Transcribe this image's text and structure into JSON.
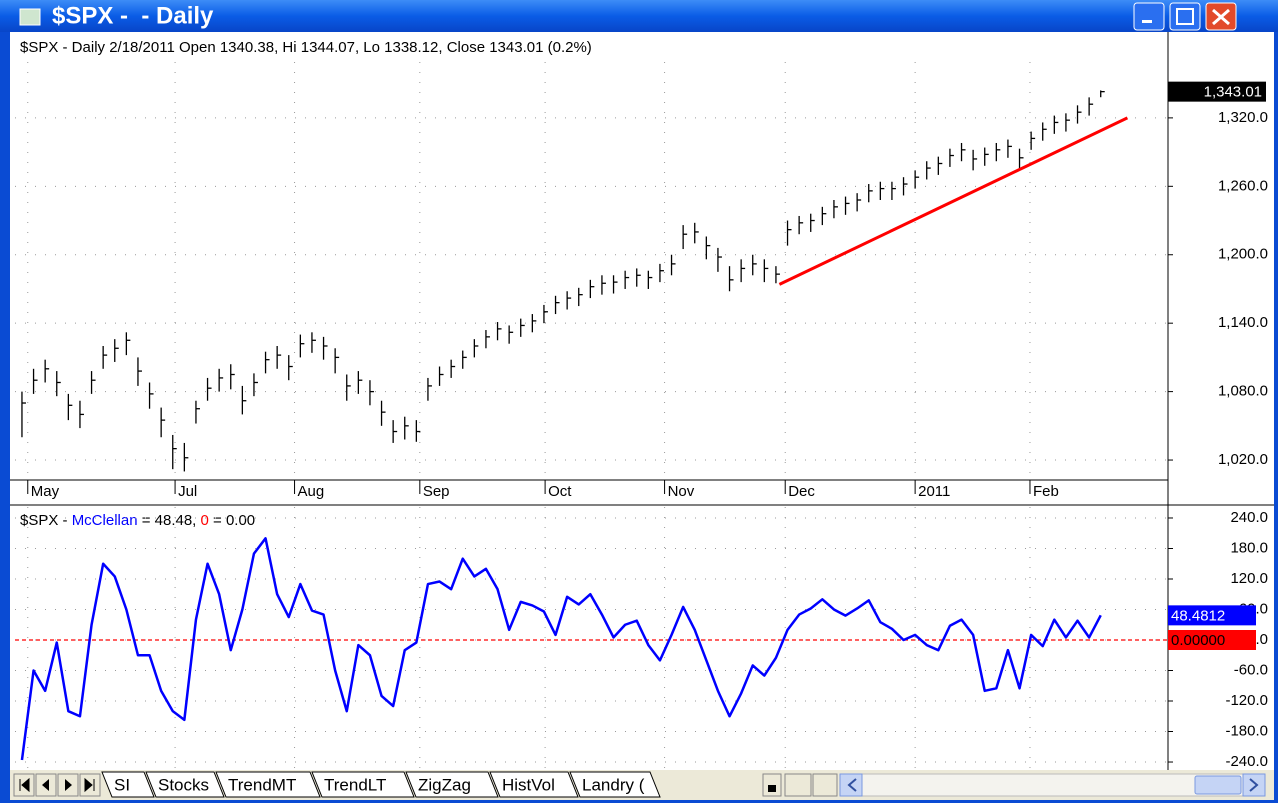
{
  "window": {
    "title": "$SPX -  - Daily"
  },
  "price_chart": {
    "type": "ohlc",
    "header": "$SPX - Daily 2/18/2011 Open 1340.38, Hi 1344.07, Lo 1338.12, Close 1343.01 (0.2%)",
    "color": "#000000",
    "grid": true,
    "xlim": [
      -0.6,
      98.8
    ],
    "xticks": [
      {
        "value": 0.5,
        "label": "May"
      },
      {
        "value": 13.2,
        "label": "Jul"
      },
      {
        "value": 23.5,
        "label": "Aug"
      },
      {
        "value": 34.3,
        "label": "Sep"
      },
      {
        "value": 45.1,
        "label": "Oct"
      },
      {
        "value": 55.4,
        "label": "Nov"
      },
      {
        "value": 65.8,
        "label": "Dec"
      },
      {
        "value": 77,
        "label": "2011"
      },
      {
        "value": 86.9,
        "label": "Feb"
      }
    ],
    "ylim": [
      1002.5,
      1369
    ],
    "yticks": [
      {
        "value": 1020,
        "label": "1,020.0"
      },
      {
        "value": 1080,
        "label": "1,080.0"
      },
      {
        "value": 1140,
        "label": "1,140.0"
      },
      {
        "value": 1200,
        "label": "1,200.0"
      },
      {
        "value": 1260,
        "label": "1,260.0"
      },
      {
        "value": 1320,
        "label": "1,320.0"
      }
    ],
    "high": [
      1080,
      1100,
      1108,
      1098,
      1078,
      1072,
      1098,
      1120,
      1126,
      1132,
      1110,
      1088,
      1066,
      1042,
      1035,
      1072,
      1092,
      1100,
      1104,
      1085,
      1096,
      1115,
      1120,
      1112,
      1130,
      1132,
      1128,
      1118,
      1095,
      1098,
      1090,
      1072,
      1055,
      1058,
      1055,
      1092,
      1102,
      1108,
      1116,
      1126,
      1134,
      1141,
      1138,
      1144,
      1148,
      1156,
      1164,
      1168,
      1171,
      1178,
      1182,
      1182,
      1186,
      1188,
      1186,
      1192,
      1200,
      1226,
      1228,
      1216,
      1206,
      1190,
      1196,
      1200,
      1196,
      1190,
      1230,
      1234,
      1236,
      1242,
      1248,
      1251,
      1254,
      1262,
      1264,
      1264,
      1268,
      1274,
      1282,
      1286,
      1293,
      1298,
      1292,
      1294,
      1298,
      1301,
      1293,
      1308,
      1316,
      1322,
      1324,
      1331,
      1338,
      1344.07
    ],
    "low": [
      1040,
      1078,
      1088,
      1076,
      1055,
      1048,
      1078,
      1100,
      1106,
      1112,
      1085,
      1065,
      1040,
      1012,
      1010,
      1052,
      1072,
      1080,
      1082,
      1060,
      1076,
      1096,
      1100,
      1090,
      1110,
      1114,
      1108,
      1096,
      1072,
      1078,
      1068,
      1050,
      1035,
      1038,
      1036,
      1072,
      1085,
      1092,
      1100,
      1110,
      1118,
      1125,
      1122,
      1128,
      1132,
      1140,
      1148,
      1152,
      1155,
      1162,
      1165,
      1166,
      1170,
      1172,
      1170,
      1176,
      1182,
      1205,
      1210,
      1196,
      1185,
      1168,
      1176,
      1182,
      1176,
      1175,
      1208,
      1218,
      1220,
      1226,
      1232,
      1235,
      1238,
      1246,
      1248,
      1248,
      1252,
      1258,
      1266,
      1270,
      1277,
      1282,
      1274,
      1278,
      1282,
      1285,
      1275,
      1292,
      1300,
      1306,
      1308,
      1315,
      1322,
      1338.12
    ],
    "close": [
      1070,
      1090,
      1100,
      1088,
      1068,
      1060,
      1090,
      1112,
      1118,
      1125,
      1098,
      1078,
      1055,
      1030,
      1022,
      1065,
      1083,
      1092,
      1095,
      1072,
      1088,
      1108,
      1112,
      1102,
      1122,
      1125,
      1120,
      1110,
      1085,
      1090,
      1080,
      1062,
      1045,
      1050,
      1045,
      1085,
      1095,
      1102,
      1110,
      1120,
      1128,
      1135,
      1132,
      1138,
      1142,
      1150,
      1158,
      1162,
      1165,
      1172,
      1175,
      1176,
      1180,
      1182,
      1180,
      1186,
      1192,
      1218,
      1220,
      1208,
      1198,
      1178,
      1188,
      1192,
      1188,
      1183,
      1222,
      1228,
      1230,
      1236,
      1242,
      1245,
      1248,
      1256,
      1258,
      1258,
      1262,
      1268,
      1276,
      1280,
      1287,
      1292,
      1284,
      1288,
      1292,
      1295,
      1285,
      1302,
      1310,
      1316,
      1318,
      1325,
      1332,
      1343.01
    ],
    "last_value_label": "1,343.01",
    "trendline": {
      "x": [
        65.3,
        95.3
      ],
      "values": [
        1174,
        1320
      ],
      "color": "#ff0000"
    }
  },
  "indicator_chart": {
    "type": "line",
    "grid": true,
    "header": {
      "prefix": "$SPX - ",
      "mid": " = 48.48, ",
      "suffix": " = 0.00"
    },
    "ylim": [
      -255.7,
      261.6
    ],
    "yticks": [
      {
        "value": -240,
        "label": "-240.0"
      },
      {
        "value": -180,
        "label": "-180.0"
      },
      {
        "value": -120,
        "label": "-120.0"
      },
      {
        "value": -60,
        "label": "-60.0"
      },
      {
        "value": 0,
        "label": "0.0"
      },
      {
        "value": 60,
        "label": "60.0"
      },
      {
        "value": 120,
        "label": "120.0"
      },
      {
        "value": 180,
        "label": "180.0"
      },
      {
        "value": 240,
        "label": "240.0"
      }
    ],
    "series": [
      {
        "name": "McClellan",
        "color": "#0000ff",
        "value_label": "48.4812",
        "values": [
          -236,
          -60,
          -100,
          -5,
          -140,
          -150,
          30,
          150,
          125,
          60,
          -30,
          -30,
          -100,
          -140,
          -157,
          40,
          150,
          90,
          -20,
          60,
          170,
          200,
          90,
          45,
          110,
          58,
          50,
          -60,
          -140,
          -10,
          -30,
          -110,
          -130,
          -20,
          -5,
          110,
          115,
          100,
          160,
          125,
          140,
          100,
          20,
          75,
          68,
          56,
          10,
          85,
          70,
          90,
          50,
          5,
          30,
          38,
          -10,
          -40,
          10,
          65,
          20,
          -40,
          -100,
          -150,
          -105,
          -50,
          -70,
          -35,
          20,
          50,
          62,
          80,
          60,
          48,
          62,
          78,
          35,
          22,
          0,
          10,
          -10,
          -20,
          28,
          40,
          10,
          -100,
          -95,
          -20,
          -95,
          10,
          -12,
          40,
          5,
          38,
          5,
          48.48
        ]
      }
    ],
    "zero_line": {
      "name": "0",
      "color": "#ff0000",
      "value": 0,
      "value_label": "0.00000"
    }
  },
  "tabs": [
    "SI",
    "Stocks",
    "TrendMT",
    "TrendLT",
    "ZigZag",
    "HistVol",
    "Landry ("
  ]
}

= = = = = = =

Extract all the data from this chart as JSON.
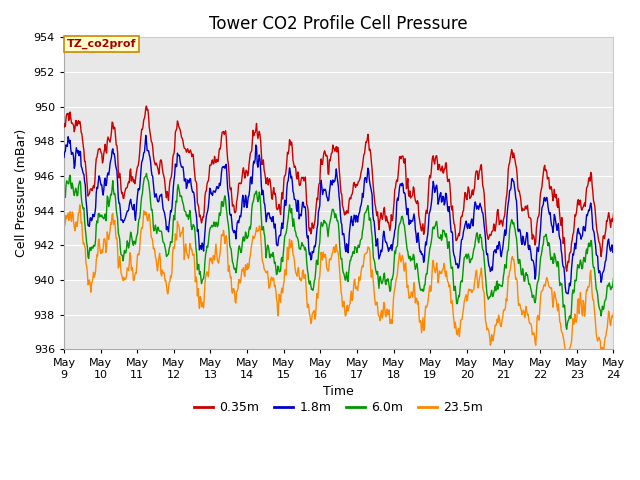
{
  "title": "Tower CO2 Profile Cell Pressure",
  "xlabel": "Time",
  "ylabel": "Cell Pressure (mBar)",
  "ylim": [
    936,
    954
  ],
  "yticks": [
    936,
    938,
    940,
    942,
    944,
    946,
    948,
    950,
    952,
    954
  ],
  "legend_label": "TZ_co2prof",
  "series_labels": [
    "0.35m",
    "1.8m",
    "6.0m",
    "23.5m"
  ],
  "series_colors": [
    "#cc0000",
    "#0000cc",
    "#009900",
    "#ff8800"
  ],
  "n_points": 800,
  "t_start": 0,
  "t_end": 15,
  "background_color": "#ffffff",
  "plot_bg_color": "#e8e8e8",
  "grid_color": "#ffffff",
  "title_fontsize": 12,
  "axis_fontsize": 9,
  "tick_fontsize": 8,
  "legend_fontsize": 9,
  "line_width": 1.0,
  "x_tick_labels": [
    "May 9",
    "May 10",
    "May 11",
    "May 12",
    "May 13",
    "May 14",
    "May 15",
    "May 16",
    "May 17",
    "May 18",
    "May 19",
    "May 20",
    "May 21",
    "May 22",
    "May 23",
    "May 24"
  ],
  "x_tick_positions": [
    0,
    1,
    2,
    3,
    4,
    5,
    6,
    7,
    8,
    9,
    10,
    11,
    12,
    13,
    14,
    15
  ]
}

= = = = = = =

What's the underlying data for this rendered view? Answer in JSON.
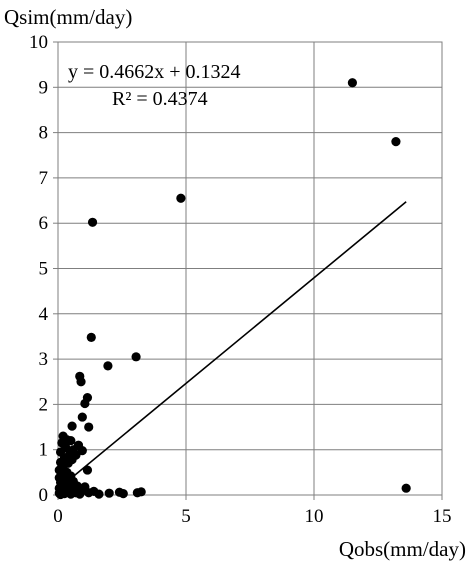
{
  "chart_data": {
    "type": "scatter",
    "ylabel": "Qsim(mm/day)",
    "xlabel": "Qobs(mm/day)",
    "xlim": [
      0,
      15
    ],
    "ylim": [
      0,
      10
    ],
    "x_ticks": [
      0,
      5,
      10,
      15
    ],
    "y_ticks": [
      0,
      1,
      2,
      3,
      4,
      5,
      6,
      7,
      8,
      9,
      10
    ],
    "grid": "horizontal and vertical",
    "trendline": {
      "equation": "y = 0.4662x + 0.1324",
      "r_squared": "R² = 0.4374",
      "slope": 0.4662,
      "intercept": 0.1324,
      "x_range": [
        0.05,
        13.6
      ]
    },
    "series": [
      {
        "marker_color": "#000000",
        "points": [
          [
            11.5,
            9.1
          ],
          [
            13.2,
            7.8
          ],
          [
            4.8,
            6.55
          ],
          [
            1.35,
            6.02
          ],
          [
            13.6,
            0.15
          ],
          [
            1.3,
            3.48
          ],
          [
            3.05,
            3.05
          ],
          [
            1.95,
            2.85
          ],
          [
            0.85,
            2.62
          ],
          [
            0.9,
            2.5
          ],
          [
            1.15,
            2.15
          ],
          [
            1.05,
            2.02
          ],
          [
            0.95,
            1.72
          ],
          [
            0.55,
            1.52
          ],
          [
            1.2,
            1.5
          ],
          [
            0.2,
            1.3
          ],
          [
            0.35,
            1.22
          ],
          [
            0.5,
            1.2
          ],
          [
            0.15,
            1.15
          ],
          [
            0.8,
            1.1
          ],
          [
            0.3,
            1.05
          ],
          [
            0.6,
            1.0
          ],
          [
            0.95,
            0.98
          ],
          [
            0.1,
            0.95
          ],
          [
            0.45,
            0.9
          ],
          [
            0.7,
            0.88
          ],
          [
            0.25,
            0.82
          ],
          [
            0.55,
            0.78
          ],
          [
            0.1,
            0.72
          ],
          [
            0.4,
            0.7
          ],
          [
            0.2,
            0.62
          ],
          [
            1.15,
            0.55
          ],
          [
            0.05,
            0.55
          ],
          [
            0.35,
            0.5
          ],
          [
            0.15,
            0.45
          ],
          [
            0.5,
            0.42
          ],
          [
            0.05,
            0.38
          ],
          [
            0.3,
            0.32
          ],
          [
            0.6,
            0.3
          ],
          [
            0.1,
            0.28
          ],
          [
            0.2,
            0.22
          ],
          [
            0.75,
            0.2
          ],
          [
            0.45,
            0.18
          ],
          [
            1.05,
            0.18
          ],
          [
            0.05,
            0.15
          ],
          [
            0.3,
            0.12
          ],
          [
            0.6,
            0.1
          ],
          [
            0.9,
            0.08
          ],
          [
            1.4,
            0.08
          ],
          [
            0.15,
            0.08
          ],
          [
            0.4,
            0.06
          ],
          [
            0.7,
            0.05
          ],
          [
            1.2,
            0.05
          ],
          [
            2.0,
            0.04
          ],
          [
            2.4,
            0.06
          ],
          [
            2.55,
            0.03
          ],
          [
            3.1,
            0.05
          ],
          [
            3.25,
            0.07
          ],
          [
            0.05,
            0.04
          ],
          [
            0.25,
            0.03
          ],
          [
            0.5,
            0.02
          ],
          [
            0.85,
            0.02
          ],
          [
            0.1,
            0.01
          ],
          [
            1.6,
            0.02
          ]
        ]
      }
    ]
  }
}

= = = = = = =

* [What is expected]
Pull out the lines above in which the word "ylabel" appears.

* [Solution for this problem]
  "ylabel": "Cell Pressure (mBar)",
    "ylabel": "Qsim(mm/day)",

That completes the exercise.